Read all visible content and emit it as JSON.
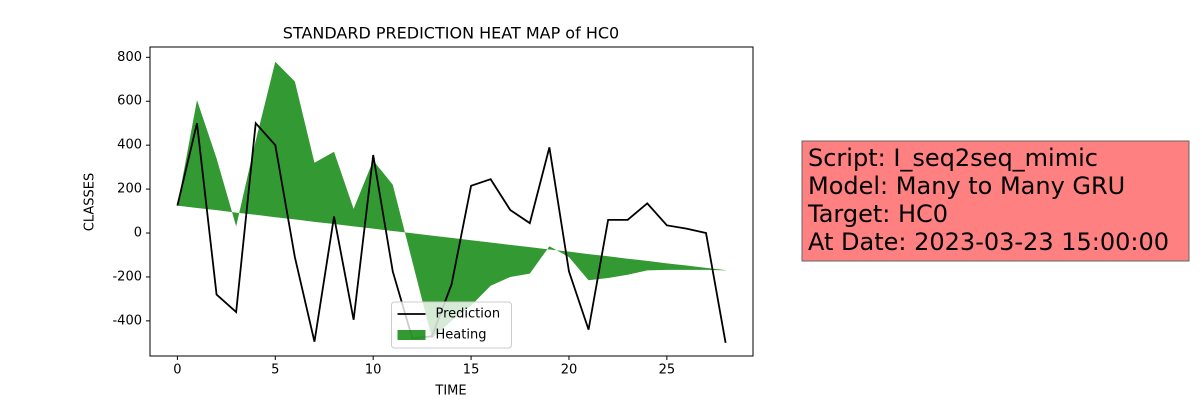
{
  "chart_data": {
    "type": "line",
    "title": "STANDARD PREDICTION HEAT MAP of HC0",
    "x_label": "TIME",
    "y_label": "CLASSES",
    "x": [
      0,
      1,
      2,
      3,
      4,
      5,
      6,
      7,
      8,
      9,
      10,
      11,
      12,
      13,
      14,
      15,
      16,
      17,
      18,
      19,
      20,
      21,
      22,
      23,
      24,
      25,
      26,
      27,
      28
    ],
    "series": [
      {
        "name": "Prediction",
        "type": "line",
        "color": "#000000",
        "values": [
          125,
          500,
          -280,
          -360,
          500,
          400,
          -110,
          -495,
          75,
          -395,
          355,
          -175,
          -480,
          -470,
          -235,
          215,
          245,
          105,
          45,
          390,
          -175,
          -440,
          60,
          60,
          135,
          35,
          20,
          0,
          -500
        ]
      },
      {
        "name": "Heating",
        "type": "area",
        "color": "#008000",
        "opacity": 0.8,
        "values": [
          125,
          605,
          340,
          30,
          420,
          780,
          690,
          320,
          370,
          110,
          330,
          220,
          -130,
          -480,
          -400,
          -330,
          -240,
          -200,
          -185,
          -60,
          -110,
          -215,
          -205,
          -190,
          -170,
          -168,
          -168,
          -168,
          -170
        ],
        "base": [
          125,
          114,
          104,
          93,
          83,
          72,
          62,
          51,
          41,
          30,
          20,
          9,
          -1,
          -12,
          -22,
          -33,
          -43,
          -54,
          -64,
          -75,
          -85,
          -96,
          -106,
          -117,
          -127,
          -138,
          -148,
          -159,
          -169
        ]
      }
    ],
    "xlim": [
      -1.4,
      29.4
    ],
    "ylim": [
      -560,
      847
    ],
    "xticks": [
      0,
      5,
      10,
      15,
      20,
      25
    ],
    "yticks": [
      -400,
      -200,
      0,
      200,
      400,
      600,
      800
    ],
    "legend": "lower center",
    "annotation": {
      "lines": [
        "Script: I_seq2seq_mimic",
        "Model: Many to Many GRU",
        "Target: HC0",
        "At Date: 2023-03-23 15:00:00"
      ],
      "color": "#ff8080"
    }
  }
}
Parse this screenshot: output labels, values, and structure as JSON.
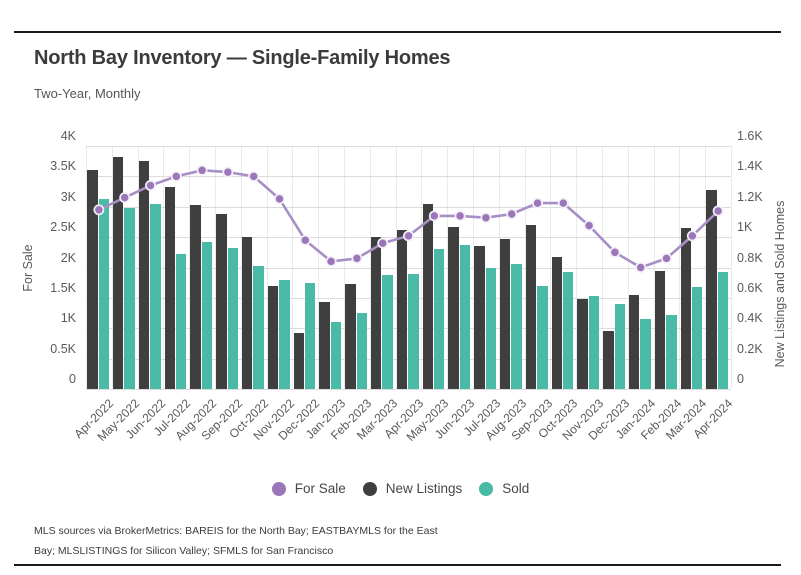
{
  "page": {
    "title": "North Bay Inventory — Single-Family Homes",
    "subtitle": "Two-Year, Monthly",
    "footer_line1": "MLS sources via BrokerMetrics: BAREIS for the North Bay; EASTBAYMLS for the East",
    "footer_line2": "Bay; MLSLISTINGS for Silicon Valley; SFMLS for San Francisco"
  },
  "colors": {
    "for_sale": "#9b76b8",
    "for_sale_line": "#a78fc6",
    "point_ring": "#f3eff8",
    "new_listings": "#3f3f3f",
    "sold": "#48baa5",
    "grid": "#dcdcdc",
    "grid_vertical": "#ebebeb",
    "axis_text": "#595959"
  },
  "chart_data": {
    "type": "bar",
    "subtype": "grouped-bars-with-line-overlay",
    "title": "North Bay Inventory — Single-Family Homes",
    "subtitle": "Two-Year, Monthly",
    "grid": true,
    "legend_position": "bottom",
    "categories": [
      "Apr-2022",
      "May-2022",
      "Jun-2022",
      "Jul-2022",
      "Aug-2022",
      "Sep-2022",
      "Oct-2022",
      "Nov-2022",
      "Dec-2022",
      "Jan-2023",
      "Feb-2023",
      "Mar-2023",
      "Apr-2023",
      "May-2023",
      "Jun-2023",
      "Jul-2023",
      "Aug-2023",
      "Sep-2023",
      "Oct-2023",
      "Nov-2023",
      "Dec-2023",
      "Jan-2024",
      "Feb-2024",
      "Mar-2024",
      "Apr-2024"
    ],
    "series": [
      {
        "name": "For Sale",
        "render": "line",
        "axis": "left",
        "values": [
          2950,
          3150,
          3350,
          3500,
          3600,
          3570,
          3500,
          3130,
          2450,
          2100,
          2150,
          2400,
          2520,
          2850,
          2850,
          2820,
          2880,
          3060,
          3060,
          2690,
          2250,
          2000,
          2150,
          2520,
          2930
        ]
      },
      {
        "name": "New Listings",
        "render": "bar",
        "axis": "right",
        "values": [
          1440,
          1530,
          1500,
          1330,
          1210,
          1150,
          1000,
          680,
          370,
          570,
          690,
          1000,
          1050,
          1220,
          1070,
          940,
          990,
          1080,
          870,
          590,
          380,
          620,
          780,
          1060,
          1310
        ]
      },
      {
        "name": "Sold",
        "render": "bar",
        "axis": "right",
        "values": [
          1250,
          1190,
          1220,
          890,
          970,
          930,
          810,
          720,
          700,
          440,
          500,
          750,
          760,
          920,
          950,
          800,
          820,
          680,
          770,
          610,
          560,
          460,
          490,
          670,
          770
        ]
      }
    ],
    "left_axis": {
      "label": "For Sale",
      "min": 0,
      "max": 4000,
      "tick_step": 500,
      "tick_labels": [
        "0",
        "0.5K",
        "1K",
        "1.5K",
        "2K",
        "2.5K",
        "3K",
        "3.5K",
        "4K"
      ]
    },
    "right_axis": {
      "label": "New Listings and Sold Homes",
      "min": 0,
      "max": 1600,
      "tick_step": 200,
      "tick_labels": [
        "0",
        "0.2K",
        "0.4K",
        "0.6K",
        "0.8K",
        "1K",
        "1.2K",
        "1.4K",
        "1.6K"
      ]
    }
  },
  "legend": {
    "items": [
      {
        "label": "For Sale",
        "color": "#9b76b8"
      },
      {
        "label": "New Listings",
        "color": "#3f3f3f"
      },
      {
        "label": "Sold",
        "color": "#48baa5"
      }
    ]
  }
}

◆ THE TASK
What is needed is an exact reproduction of the data, pictures excluded.

◆ RESULT OF THIS EXERCISE
Read all visible content and emit it as JSON.
{
  "chart_data": {
    "type": "line",
    "title": "STANDARD PREDICTION HEAT MAP of HC0",
    "x_label": "TIME",
    "y_label": "CLASSES",
    "x": [
      0,
      1,
      2,
      3,
      4,
      5,
      6,
      7,
      8,
      9,
      10,
      11,
      12,
      13,
      14,
      15,
      16,
      17,
      18,
      19,
      20,
      21,
      22,
      23,
      24,
      25,
      26,
      27,
      28
    ],
    "series": [
      {
        "name": "Prediction",
        "type": "line",
        "color": "#000000",
        "values": [
          125,
          500,
          -280,
          -360,
          500,
          400,
          -110,
          -495,
          75,
          -395,
          355,
          -175,
          -480,
          -470,
          -235,
          215,
          245,
          105,
          45,
          390,
          -175,
          -440,
          60,
          60,
          135,
          35,
          20,
          0,
          -500
        ]
      },
      {
        "name": "Heating",
        "type": "area",
        "color": "#008000",
        "opacity": 0.8,
        "values": [
          125,
          605,
          340,
          30,
          420,
          780,
          690,
          320,
          370,
          110,
          330,
          220,
          -130,
          -480,
          -400,
          -330,
          -240,
          -200,
          -185,
          -60,
          -110,
          -215,
          -205,
          -190,
          -170,
          -168,
          -168,
          -168,
          -170
        ],
        "base": [
          125,
          114,
          104,
          93,
          83,
          72,
          62,
          51,
          41,
          30,
          20,
          9,
          -1,
          -12,
          -22,
          -33,
          -43,
          -54,
          -64,
          -75,
          -85,
          -96,
          -106,
          -117,
          -127,
          -138,
          -148,
          -159,
          -169
        ]
      }
    ],
    "xlim": [
      -1.4,
      29.4
    ],
    "ylim": [
      -560,
      847
    ],
    "xticks": [
      0,
      5,
      10,
      15,
      20,
      25
    ],
    "yticks": [
      -400,
      -200,
      0,
      200,
      400,
      600,
      800
    ],
    "legend": "lower center",
    "annotation": {
      "lines": [
        "Script: I_seq2seq_mimic",
        "Model: Many to Many GRU",
        "Target: HC0",
        "At Date: 2023-03-23 15:00:00"
      ],
      "color": "#ff8080"
    }
  }
}
Parse this screenshot: output labels, values, and structure as JSON.
{
  "page": {
    "title": "North Bay Inventory — Single-Family Homes",
    "subtitle": "Two-Year, Monthly",
    "footer_line1": "MLS sources via BrokerMetrics: BAREIS for the North Bay; EASTBAYMLS for the East",
    "footer_line2": "Bay; MLSLISTINGS for Silicon Valley; SFMLS for San Francisco"
  },
  "colors": {
    "for_sale": "#9b76b8",
    "for_sale_line": "#a78fc6",
    "point_ring": "#f3eff8",
    "new_listings": "#3f3f3f",
    "sold": "#48baa5",
    "grid": "#dcdcdc",
    "grid_vertical": "#ebebeb",
    "axis_text": "#595959"
  },
  "chart_data": {
    "type": "bar",
    "subtype": "grouped-bars-with-line-overlay",
    "title": "North Bay Inventory — Single-Family Homes",
    "subtitle": "Two-Year, Monthly",
    "grid": true,
    "legend_position": "bottom",
    "categories": [
      "Apr-2022",
      "May-2022",
      "Jun-2022",
      "Jul-2022",
      "Aug-2022",
      "Sep-2022",
      "Oct-2022",
      "Nov-2022",
      "Dec-2022",
      "Jan-2023",
      "Feb-2023",
      "Mar-2023",
      "Apr-2023",
      "May-2023",
      "Jun-2023",
      "Jul-2023",
      "Aug-2023",
      "Sep-2023",
      "Oct-2023",
      "Nov-2023",
      "Dec-2023",
      "Jan-2024",
      "Feb-2024",
      "Mar-2024",
      "Apr-2024"
    ],
    "series": [
      {
        "name": "For Sale",
        "render": "line",
        "axis": "left",
        "values": [
          2950,
          3150,
          3350,
          3500,
          3600,
          3570,
          3500,
          3130,
          2450,
          2100,
          2150,
          2400,
          2520,
          2850,
          2850,
          2820,
          2880,
          3060,
          3060,
          2690,
          2250,
          2000,
          2150,
          2520,
          2930
        ]
      },
      {
        "name": "New Listings",
        "render": "bar",
        "axis": "right",
        "values": [
          1440,
          1530,
          1500,
          1330,
          1210,
          1150,
          1000,
          680,
          370,
          570,
          690,
          1000,
          1050,
          1220,
          1070,
          940,
          990,
          1080,
          870,
          590,
          380,
          620,
          780,
          1060,
          1310
        ]
      },
      {
        "name": "Sold",
        "render": "bar",
        "axis": "right",
        "values": [
          1250,
          1190,
          1220,
          890,
          970,
          930,
          810,
          720,
          700,
          440,
          500,
          750,
          760,
          920,
          950,
          800,
          820,
          680,
          770,
          610,
          560,
          460,
          490,
          670,
          770
        ]
      }
    ],
    "left_axis": {
      "label": "For Sale",
      "min": 0,
      "max": 4000,
      "tick_step": 500,
      "tick_labels": [
        "0",
        "0.5K",
        "1K",
        "1.5K",
        "2K",
        "2.5K",
        "3K",
        "3.5K",
        "4K"
      ]
    },
    "right_axis": {
      "label": "New Listings and Sold Homes",
      "min": 0,
      "max": 1600,
      "tick_step": 200,
      "tick_labels": [
        "0",
        "0.2K",
        "0.4K",
        "0.6K",
        "0.8K",
        "1K",
        "1.2K",
        "1.4K",
        "1.6K"
      ]
    }
  },
  "legend": {
    "items": [
      {
        "label": "For Sale",
        "color": "#9b76b8"
      },
      {
        "label": "New Listings",
        "color": "#3f3f3f"
      },
      {
        "label": "Sold",
        "color": "#48baa5"
      }
    ]
  }
}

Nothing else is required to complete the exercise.